- [Material]
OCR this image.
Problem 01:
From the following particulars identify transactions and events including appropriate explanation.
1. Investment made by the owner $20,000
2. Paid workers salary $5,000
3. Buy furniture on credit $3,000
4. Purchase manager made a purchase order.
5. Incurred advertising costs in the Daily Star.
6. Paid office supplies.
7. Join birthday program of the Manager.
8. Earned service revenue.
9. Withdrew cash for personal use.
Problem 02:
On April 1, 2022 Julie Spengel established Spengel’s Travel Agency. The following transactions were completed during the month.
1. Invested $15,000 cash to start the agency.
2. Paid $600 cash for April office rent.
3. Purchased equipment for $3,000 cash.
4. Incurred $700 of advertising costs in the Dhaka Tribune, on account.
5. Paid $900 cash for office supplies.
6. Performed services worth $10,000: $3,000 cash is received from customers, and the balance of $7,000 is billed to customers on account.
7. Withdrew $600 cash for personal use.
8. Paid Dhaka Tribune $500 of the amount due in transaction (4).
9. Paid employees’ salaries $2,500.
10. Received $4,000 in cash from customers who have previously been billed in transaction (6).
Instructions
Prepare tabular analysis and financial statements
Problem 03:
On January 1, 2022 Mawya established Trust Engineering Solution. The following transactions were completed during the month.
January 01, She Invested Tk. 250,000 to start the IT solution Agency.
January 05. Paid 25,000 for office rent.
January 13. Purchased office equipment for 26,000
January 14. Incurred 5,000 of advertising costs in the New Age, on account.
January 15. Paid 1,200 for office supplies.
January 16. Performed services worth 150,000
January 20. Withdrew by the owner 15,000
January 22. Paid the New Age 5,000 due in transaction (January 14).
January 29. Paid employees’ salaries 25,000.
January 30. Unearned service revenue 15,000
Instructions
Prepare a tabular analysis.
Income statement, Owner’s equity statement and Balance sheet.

- [Exercise goal]
Provide the count, and nothing else, of lines in the data above where the word "supplies" occurs.

- [Expected answer]
3